▸ YOUR OBJECTIVE
Would you write out the entries below, every one of them, exactly?

▸ RECORDS SUPPLIED

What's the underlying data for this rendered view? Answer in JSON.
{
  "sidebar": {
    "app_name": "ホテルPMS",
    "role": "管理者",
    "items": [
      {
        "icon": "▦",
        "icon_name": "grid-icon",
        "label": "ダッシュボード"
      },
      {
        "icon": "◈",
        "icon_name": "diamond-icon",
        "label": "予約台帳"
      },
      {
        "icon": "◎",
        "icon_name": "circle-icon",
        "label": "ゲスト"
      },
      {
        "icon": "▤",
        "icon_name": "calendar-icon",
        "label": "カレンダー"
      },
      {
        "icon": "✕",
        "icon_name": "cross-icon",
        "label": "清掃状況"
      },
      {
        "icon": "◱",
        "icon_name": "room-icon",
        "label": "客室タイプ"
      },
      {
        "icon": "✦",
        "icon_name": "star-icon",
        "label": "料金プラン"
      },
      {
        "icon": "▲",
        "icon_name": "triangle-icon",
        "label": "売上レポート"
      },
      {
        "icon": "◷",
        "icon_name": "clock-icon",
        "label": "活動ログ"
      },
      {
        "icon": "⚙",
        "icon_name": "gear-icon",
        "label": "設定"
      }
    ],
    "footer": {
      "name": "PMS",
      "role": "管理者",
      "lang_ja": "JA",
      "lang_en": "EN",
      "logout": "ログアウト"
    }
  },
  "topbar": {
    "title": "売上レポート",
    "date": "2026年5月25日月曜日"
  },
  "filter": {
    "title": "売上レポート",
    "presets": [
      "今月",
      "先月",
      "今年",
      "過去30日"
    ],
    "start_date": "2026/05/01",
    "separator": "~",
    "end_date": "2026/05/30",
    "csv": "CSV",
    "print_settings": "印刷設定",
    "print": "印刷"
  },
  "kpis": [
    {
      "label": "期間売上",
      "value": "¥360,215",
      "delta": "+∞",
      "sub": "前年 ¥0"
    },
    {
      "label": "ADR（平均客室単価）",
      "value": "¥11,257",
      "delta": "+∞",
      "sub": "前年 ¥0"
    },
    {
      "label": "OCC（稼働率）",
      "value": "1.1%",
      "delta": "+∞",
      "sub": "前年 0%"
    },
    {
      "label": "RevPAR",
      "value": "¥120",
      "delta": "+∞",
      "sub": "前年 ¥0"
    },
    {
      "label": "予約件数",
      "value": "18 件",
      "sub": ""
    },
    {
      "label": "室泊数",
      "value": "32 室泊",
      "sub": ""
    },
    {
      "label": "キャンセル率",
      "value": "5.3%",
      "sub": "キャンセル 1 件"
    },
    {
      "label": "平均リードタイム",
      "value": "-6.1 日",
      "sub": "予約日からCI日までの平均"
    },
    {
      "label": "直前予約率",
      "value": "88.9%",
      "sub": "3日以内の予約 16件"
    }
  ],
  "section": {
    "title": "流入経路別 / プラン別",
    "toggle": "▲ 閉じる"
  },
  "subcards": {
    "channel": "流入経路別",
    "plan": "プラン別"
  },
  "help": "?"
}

▸ OUTPUT OF THE TASK
What's the underlying data for this rendered view? Answer in JSON.
{
  "sidebar": {
    "app_name": "ホテルPMS",
    "role": "管理者",
    "items": [
      {
        "icon": "▦",
        "icon_name": "grid-icon",
        "label": "ダッシュボード"
      },
      {
        "icon": "◈",
        "icon_name": "diamond-icon",
        "label": "予約台帳"
      },
      {
        "icon": "◎",
        "icon_name": "circle-icon",
        "label": "ゲスト"
      },
      {
        "icon": "▤",
        "icon_name": "calendar-icon",
        "label": "カレンダー"
      },
      {
        "icon": "✕",
        "icon_name": "cross-icon",
        "label": "清掃状況"
      },
      {
        "icon": "◱",
        "icon_name": "room-icon",
        "label": "客室タイプ"
      },
      {
        "icon": "✦",
        "icon_name": "star-icon",
        "label": "料金プラン"
      },
      {
        "icon": "▲",
        "icon_name": "triangle-icon",
        "label": "売上レポート"
      },
      {
        "icon": "◷",
        "icon_name": "clock-icon",
        "label": "活動ログ"
      },
      {
        "icon": "⚙",
        "icon_name": "gear-icon",
        "label": "設定"
      }
    ],
    "footer": {
      "name": "PMS",
      "role": "管理者",
      "lang_ja": "JA",
      "lang_en": "EN",
      "logout": "ログアウト"
    }
  },
  "topbar": {
    "title": "売上レポート",
    "date": "2026年5月25日月曜日"
  },
  "filter": {
    "title": "売上レポート",
    "presets": [
      "今月",
      "先月",
      "今年",
      "過去30日"
    ],
    "start_date": "2026/05/01",
    "separator": "~",
    "end_date": "2026/05/30",
    "csv": "CSV",
    "print_settings": "印刷設定",
    "print": "印刷"
  },
  "kpis": [
    {
      "label": "期間売上",
      "value": "¥360,215",
      "delta": "+∞",
      "sub": "前年 ¥0"
    },
    {
      "label": "ADR（平均客室単価）",
      "value": "¥11,257",
      "delta": "+∞",
      "sub": "前年 ¥0"
    },
    {
      "label": "OCC（稼働率）",
      "value": "1.1%",
      "delta": "+∞",
      "sub": "前年 0%"
    },
    {
      "label": "RevPAR",
      "value": "¥120",
      "delta": "+∞",
      "sub": "前年 ¥0"
    },
    {
      "label": "予約件数",
      "value": "18 件",
      "sub": ""
    },
    {
      "label": "室泊数",
      "value": "32 室泊",
      "sub": ""
    },
    {
      "label": "キャンセル率",
      "value": "5.3%",
      "sub": "キャンセル 1 件"
    },
    {
      "label": "平均リードタイム",
      "value": "-6.1 日",
      "sub": "予約日からCI日までの平均"
    },
    {
      "label": "直前予約率",
      "value": "88.9%",
      "sub": "3日以内の予約 16件"
    }
  ],
  "section": {
    "title": "流入経路別 / プラン別",
    "toggle": "▲ 閉じる"
  },
  "subcards": {
    "channel": "流入経路別",
    "plan": "プラン別"
  },
  "help": "?"
}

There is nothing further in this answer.